## BEGIN

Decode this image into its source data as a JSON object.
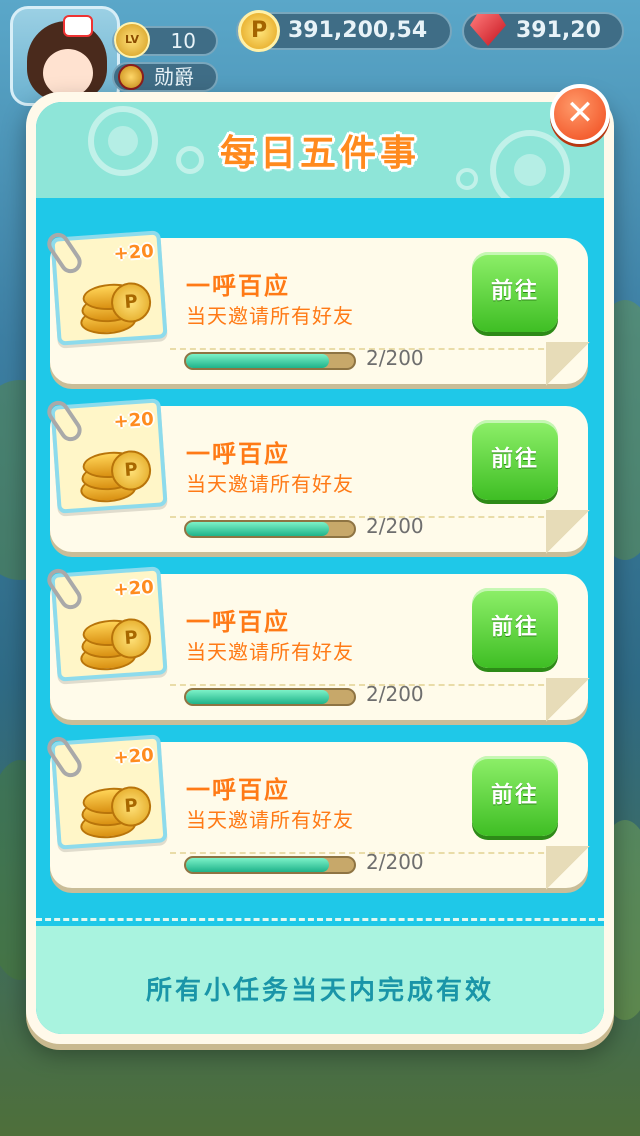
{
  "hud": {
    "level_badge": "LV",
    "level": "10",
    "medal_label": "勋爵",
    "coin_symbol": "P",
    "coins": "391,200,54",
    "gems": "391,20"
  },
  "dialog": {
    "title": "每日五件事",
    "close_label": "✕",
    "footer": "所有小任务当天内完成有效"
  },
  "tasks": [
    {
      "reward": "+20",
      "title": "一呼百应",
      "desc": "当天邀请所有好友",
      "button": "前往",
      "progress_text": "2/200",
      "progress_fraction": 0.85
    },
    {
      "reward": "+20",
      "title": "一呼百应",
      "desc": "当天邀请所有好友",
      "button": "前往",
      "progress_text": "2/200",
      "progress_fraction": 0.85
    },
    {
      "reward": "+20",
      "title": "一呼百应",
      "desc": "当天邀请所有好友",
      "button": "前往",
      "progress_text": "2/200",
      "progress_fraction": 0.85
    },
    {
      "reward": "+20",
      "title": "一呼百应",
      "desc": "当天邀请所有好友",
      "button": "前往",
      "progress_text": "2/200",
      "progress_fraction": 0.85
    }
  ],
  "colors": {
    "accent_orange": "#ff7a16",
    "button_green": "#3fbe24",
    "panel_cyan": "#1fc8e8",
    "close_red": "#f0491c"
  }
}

## END

▶ [Directions]
The material above holds pictures; copy everything else in it exactly.

▶ [Solved exercise]
Decode this image into its source data as a JSON object.
{
  "hud": {
    "level_badge": "LV",
    "level": "10",
    "medal_label": "勋爵",
    "coin_symbol": "P",
    "coins": "391,200,54",
    "gems": "391,20"
  },
  "dialog": {
    "title": "每日五件事",
    "close_label": "✕",
    "footer": "所有小任务当天内完成有效"
  },
  "tasks": [
    {
      "reward": "+20",
      "title": "一呼百应",
      "desc": "当天邀请所有好友",
      "button": "前往",
      "progress_text": "2/200",
      "progress_fraction": 0.85
    },
    {
      "reward": "+20",
      "title": "一呼百应",
      "desc": "当天邀请所有好友",
      "button": "前往",
      "progress_text": "2/200",
      "progress_fraction": 0.85
    },
    {
      "reward": "+20",
      "title": "一呼百应",
      "desc": "当天邀请所有好友",
      "button": "前往",
      "progress_text": "2/200",
      "progress_fraction": 0.85
    },
    {
      "reward": "+20",
      "title": "一呼百应",
      "desc": "当天邀请所有好友",
      "button": "前往",
      "progress_text": "2/200",
      "progress_fraction": 0.85
    }
  ],
  "colors": {
    "accent_orange": "#ff7a16",
    "button_green": "#3fbe24",
    "panel_cyan": "#1fc8e8",
    "close_red": "#f0491c"
  }
}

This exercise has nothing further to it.